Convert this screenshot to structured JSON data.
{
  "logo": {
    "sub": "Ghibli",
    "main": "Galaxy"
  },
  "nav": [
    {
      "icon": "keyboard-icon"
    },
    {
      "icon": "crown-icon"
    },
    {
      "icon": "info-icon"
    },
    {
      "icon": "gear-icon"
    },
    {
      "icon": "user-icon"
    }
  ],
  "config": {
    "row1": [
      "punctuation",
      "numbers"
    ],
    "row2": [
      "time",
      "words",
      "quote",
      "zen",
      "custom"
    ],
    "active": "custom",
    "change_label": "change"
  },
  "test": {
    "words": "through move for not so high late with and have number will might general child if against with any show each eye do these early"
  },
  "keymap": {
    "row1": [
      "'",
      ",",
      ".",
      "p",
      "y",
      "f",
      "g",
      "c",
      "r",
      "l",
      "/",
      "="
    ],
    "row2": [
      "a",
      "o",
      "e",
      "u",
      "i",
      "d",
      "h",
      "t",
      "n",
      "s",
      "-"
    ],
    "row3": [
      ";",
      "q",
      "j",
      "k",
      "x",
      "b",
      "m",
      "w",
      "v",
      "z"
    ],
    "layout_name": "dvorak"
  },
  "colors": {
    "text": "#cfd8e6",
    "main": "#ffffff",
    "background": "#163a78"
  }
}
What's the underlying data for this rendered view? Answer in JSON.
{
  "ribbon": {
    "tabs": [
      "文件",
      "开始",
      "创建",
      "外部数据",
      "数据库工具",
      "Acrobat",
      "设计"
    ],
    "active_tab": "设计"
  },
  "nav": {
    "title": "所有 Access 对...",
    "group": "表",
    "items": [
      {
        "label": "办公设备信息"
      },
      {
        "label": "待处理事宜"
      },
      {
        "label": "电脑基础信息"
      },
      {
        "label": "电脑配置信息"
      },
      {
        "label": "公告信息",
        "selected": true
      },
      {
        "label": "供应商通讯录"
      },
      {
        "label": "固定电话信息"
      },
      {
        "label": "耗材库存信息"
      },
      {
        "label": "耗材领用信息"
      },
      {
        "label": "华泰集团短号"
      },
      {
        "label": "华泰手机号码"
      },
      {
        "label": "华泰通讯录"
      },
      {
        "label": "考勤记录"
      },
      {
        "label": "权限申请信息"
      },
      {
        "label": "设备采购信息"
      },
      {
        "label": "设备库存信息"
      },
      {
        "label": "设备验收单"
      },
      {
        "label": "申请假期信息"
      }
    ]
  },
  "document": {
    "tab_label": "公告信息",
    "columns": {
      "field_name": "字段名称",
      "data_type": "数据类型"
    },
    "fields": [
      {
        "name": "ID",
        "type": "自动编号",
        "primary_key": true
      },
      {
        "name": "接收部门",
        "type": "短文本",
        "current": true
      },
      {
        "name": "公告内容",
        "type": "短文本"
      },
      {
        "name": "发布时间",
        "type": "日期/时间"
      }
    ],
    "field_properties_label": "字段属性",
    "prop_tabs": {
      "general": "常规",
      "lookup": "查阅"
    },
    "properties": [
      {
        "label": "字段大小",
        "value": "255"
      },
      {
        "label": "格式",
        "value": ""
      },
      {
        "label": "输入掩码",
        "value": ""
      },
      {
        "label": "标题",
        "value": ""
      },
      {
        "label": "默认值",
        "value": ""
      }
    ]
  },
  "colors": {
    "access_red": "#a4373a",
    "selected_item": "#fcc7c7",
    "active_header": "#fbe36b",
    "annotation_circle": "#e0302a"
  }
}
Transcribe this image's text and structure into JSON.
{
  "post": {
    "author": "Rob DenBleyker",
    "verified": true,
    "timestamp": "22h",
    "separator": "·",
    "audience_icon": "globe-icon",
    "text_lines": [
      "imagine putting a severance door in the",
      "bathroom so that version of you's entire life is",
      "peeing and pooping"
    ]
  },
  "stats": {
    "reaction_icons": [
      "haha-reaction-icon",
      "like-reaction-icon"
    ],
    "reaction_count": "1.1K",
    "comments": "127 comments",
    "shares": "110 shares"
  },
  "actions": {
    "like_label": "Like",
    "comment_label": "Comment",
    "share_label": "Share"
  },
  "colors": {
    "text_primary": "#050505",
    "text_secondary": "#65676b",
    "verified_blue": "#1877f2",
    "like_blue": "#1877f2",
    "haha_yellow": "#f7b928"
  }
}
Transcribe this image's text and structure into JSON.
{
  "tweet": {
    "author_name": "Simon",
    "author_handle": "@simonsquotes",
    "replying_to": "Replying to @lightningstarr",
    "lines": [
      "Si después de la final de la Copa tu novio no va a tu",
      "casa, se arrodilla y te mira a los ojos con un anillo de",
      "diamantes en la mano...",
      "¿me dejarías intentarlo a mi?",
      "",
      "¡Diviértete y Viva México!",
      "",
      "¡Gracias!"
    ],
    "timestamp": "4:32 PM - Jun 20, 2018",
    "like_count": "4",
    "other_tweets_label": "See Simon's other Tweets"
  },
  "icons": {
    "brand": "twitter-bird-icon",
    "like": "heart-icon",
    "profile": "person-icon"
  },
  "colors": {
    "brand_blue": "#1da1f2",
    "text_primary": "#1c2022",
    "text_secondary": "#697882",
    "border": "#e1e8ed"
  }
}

++++

_What is expected:_ Repeat all the entries word for word.

_Reply:_
Convert this screenshot to structured JSON data.
{
  "logo": {
    "sub": "Ghibli",
    "main": "Galaxy"
  },
  "nav": [
    {
      "icon": "keyboard-icon"
    },
    {
      "icon": "crown-icon"
    },
    {
      "icon": "info-icon"
    },
    {
      "icon": "gear-icon"
    },
    {
      "icon": "user-icon"
    }
  ],
  "config": {
    "row1": [
      "punctuation",
      "numbers"
    ],
    "row2": [
      "time",
      "words",
      "quote",
      "zen",
      "custom"
    ],
    "active": "custom",
    "change_label": "change"
  },
  "test": {
    "words": "through move for not so high late with and have number will might general child if against with any show each eye do these early"
  },
  "keymap": {
    "row1": [
      "'",
      ",",
      ".",
      "p",
      "y",
      "f",
      "g",
      "c",
      "r",
      "l",
      "/",
      "="
    ],
    "row2": [
      "a",
      "o",
      "e",
      "u",
      "i",
      "d",
      "h",
      "t",
      "n",
      "s",
      "-"
    ],
    "row3": [
      ";",
      "q",
      "j",
      "k",
      "x",
      "b",
      "m",
      "w",
      "v",
      "z"
    ],
    "layout_name": "dvorak"
  },
  "colors": {
    "text": "#cfd8e6",
    "main": "#ffffff",
    "background": "#163a78"
  }
}
What's the underlying data for this rendered view? Answer in JSON.
{
  "ribbon": {
    "tabs": [
      "文件",
      "开始",
      "创建",
      "外部数据",
      "数据库工具",
      "Acrobat",
      "设计"
    ],
    "active_tab": "设计"
  },
  "nav": {
    "title": "所有 Access 对...",
    "group": "表",
    "items": [
      {
        "label": "办公设备信息"
      },
      {
        "label": "待处理事宜"
      },
      {
        "label": "电脑基础信息"
      },
      {
        "label": "电脑配置信息"
      },
      {
        "label": "公告信息",
        "selected": true
      },
      {
        "label": "供应商通讯录"
      },
      {
        "label": "固定电话信息"
      },
      {
        "label": "耗材库存信息"
      },
      {
        "label": "耗材领用信息"
      },
      {
        "label": "华泰集团短号"
      },
      {
        "label": "华泰手机号码"
      },
      {
        "label": "华泰通讯录"
      },
      {
        "label": "考勤记录"
      },
      {
        "label": "权限申请信息"
      },
      {
        "label": "设备采购信息"
      },
      {
        "label": "设备库存信息"
      },
      {
        "label": "设备验收单"
      },
      {
        "label": "申请假期信息"
      }
    ]
  },
  "document": {
    "tab_label": "公告信息",
    "columns": {
      "field_name": "字段名称",
      "data_type": "数据类型"
    },
    "fields": [
      {
        "name": "ID",
        "type": "自动编号",
        "primary_key": true
      },
      {
        "name": "接收部门",
        "type": "短文本",
        "current": true
      },
      {
        "name": "公告内容",
        "type": "短文本"
      },
      {
        "name": "发布时间",
        "type": "日期/时间"
      }
    ],
    "field_properties_label": "字段属性",
    "prop_tabs": {
      "general": "常规",
      "lookup": "查阅"
    },
    "properties": [
      {
        "label": "字段大小",
        "value": "255"
      },
      {
        "label": "格式",
        "value": ""
      },
      {
        "label": "输入掩码",
        "value": ""
      },
      {
        "label": "标题",
        "value": ""
      },
      {
        "label": "默认值",
        "value": ""
      }
    ]
  },
  "colors": {
    "access_red": "#a4373a",
    "selected_item": "#fcc7c7",
    "active_header": "#fbe36b",
    "annotation_circle": "#e0302a"
  }
}
Transcribe this image's text and structure into JSON.
{
  "post": {
    "author": "Rob DenBleyker",
    "verified": true,
    "timestamp": "22h",
    "separator": "·",
    "audience_icon": "globe-icon",
    "text_lines": [
      "imagine putting a severance door in the",
      "bathroom so that version of you's entire life is",
      "peeing and pooping"
    ]
  },
  "stats": {
    "reaction_icons": [
      "haha-reaction-icon",
      "like-reaction-icon"
    ],
    "reaction_count": "1.1K",
    "comments": "127 comments",
    "shares": "110 shares"
  },
  "actions": {
    "like_label": "Like",
    "comment_label": "Comment",
    "share_label": "Share"
  },
  "colors": {
    "text_primary": "#050505",
    "text_secondary": "#65676b",
    "verified_blue": "#1877f2",
    "like_blue": "#1877f2",
    "haha_yellow": "#f7b928"
  }
}
Transcribe this image's text and structure into JSON.
{
  "tweet": {
    "author_name": "Simon",
    "author_handle": "@simonsquotes",
    "replying_to": "Replying to @lightningstarr",
    "lines": [
      "Si después de la final de la Copa tu novio no va a tu",
      "casa, se arrodilla y te mira a los ojos con un anillo de",
      "diamantes en la mano...",
      "¿me dejarías intentarlo a mi?",
      "",
      "¡Diviértete y Viva México!",
      "",
      "¡Gracias!"
    ],
    "timestamp": "4:32 PM - Jun 20, 2018",
    "like_count": "4",
    "other_tweets_label": "See Simon's other Tweets"
  },
  "icons": {
    "brand": "twitter-bird-icon",
    "like": "heart-icon",
    "profile": "person-icon"
  },
  "colors": {
    "brand_blue": "#1da1f2",
    "text_primary": "#1c2022",
    "text_secondary": "#697882",
    "border": "#e1e8ed"
  }
}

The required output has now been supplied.